→ WRITTEN EXERCISE: Find the lines with the string "variables" and return them.

→ Data records:
####
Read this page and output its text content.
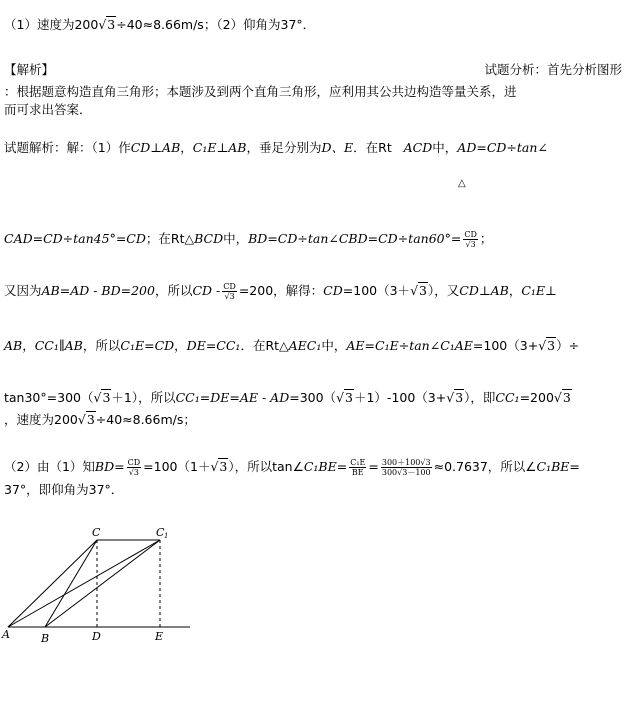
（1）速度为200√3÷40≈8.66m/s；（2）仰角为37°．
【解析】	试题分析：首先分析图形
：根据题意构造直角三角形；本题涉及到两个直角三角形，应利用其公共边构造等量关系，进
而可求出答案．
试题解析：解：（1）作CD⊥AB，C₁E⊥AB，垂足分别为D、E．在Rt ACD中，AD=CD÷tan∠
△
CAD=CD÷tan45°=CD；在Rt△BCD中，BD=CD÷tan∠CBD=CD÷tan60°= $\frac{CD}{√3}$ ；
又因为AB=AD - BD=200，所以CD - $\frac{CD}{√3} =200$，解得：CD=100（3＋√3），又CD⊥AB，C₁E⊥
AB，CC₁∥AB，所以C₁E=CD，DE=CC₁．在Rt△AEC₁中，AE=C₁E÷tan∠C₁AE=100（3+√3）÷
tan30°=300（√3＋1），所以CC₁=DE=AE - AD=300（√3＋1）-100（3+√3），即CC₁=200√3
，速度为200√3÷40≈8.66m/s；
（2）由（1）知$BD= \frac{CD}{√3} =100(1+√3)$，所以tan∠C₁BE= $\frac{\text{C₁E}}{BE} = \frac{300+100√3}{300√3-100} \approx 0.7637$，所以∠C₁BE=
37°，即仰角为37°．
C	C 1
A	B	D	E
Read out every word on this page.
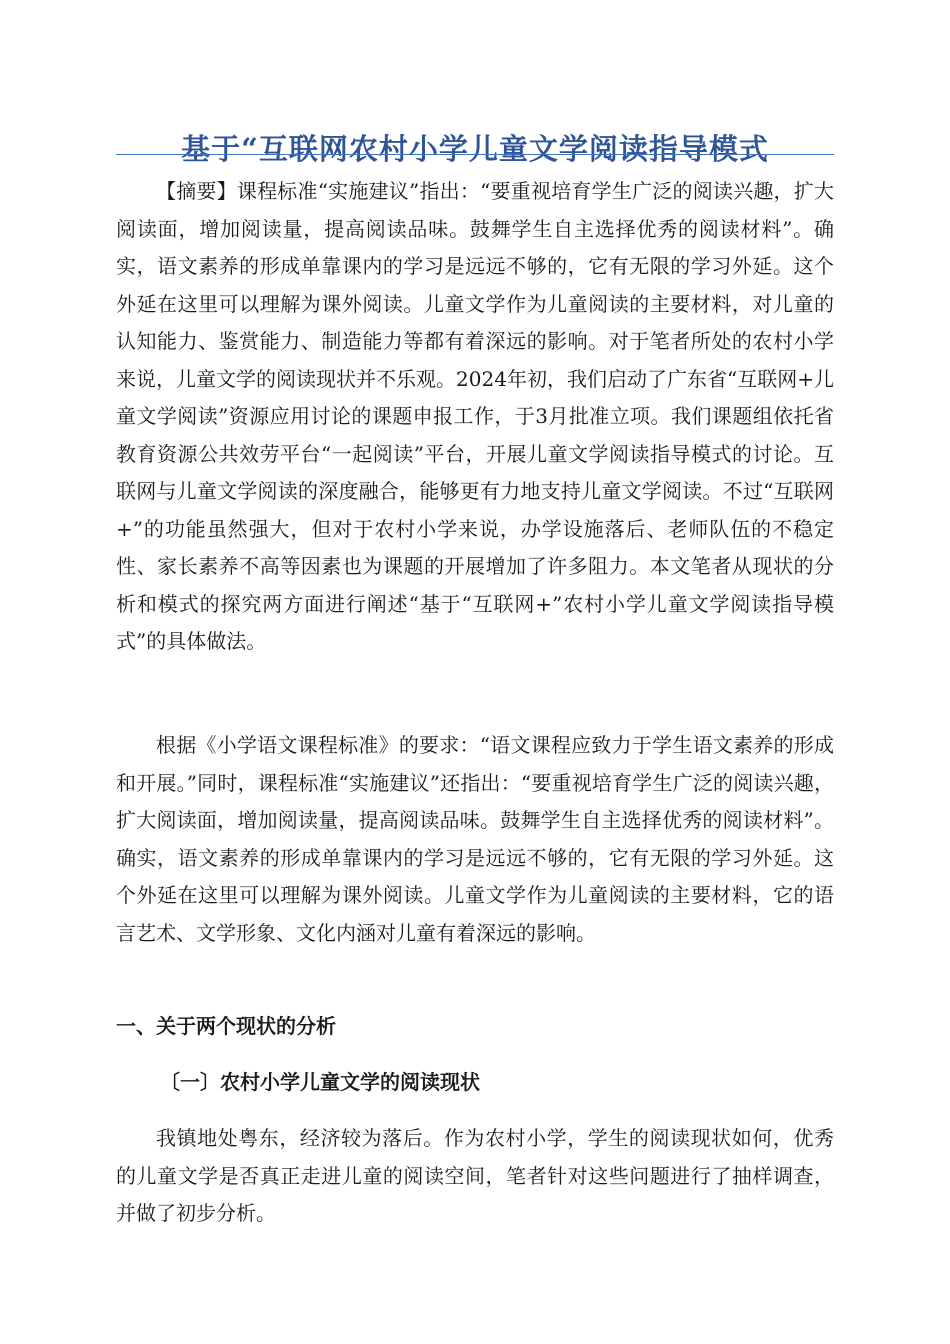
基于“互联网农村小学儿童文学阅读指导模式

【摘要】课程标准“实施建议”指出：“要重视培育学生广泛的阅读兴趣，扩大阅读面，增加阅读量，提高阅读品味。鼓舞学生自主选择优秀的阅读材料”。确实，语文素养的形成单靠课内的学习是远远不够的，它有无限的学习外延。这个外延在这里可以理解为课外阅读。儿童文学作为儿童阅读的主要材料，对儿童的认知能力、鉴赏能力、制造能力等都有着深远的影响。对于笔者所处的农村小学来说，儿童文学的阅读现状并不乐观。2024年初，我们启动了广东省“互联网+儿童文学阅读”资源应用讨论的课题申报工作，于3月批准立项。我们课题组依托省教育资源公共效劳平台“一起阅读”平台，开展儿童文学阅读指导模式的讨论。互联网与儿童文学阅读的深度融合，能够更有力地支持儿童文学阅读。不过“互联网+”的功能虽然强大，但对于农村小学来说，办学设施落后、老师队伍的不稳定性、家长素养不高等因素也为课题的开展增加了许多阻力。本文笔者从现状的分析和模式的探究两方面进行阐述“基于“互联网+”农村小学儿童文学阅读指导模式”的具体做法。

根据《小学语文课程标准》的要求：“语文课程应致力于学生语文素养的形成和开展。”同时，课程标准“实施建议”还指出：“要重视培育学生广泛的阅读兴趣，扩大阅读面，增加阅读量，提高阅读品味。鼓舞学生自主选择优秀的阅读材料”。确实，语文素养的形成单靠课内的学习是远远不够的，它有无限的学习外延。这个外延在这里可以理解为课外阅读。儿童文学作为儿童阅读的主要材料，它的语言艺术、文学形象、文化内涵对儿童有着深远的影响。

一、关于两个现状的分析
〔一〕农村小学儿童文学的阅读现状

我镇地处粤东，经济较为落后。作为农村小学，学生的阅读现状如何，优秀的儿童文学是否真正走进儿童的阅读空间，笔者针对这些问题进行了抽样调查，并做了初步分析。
####
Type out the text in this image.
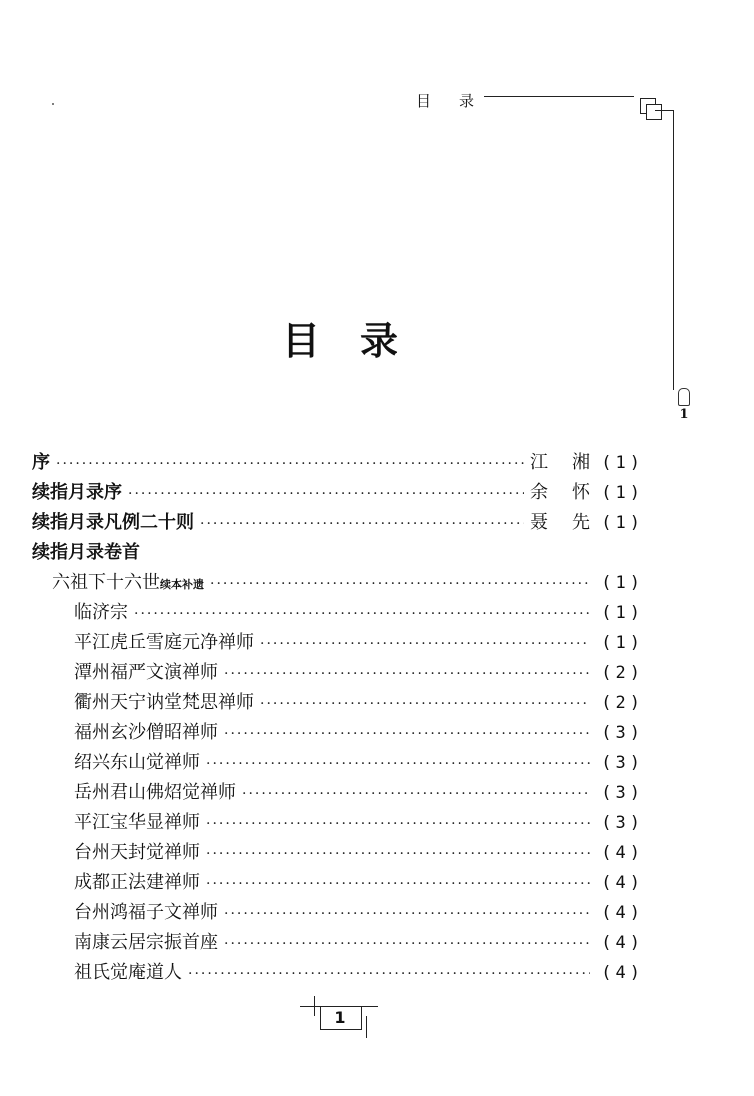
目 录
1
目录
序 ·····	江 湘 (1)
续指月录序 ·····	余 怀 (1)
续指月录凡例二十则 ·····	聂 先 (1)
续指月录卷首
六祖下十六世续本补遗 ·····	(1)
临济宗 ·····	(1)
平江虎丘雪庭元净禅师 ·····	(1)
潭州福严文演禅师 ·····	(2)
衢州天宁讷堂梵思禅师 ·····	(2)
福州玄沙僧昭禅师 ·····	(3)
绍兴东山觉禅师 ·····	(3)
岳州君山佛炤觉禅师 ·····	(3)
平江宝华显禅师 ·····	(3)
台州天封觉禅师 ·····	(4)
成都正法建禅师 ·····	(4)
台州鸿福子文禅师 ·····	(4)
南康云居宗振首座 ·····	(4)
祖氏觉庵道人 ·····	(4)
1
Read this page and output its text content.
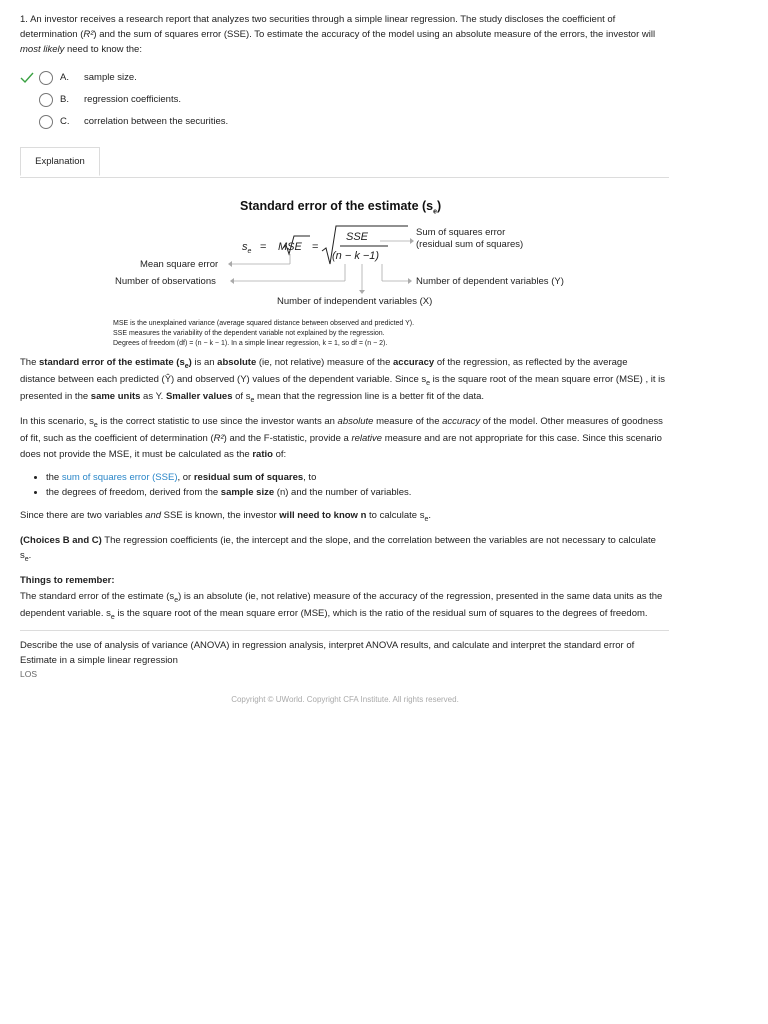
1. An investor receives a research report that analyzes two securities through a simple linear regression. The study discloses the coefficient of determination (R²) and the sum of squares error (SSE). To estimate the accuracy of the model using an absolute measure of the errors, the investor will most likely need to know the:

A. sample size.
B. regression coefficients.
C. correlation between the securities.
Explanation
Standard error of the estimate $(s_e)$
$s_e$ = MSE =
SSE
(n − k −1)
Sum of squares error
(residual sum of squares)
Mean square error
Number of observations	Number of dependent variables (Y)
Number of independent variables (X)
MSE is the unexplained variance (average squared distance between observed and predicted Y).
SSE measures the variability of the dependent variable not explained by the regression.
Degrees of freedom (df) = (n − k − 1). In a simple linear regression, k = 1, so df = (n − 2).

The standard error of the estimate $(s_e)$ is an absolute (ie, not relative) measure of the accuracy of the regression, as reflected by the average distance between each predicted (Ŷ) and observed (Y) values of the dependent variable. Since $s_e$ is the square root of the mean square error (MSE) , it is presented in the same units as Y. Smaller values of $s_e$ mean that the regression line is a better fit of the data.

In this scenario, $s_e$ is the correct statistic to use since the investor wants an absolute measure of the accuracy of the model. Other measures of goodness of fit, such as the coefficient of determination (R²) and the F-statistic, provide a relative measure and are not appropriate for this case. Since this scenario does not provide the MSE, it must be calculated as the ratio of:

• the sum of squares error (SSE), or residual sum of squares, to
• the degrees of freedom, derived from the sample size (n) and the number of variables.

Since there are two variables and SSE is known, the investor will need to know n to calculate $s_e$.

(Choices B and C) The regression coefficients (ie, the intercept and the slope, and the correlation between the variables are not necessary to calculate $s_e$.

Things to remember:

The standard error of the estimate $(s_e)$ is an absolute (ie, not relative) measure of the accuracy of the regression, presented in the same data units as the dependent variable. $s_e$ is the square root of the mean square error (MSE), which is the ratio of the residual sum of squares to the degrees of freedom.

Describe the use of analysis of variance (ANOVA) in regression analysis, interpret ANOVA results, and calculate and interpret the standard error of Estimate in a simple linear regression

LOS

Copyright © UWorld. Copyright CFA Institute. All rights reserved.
####
→ REPLY TO THE EXERCISE:
Number of observations	Number of dependent variables (Y)
Number of independent variables (X)
• the degrees of freedom, derived from the sample size (n) and the number of variables.
Since there are two variables and SSE is known, the investor will need to know n to calculate $s_e$.
(Choices B and C) The regression coefficients (ie, the intercept and the slope, and the correlation between the variables are not necessary to calculate $s_e$.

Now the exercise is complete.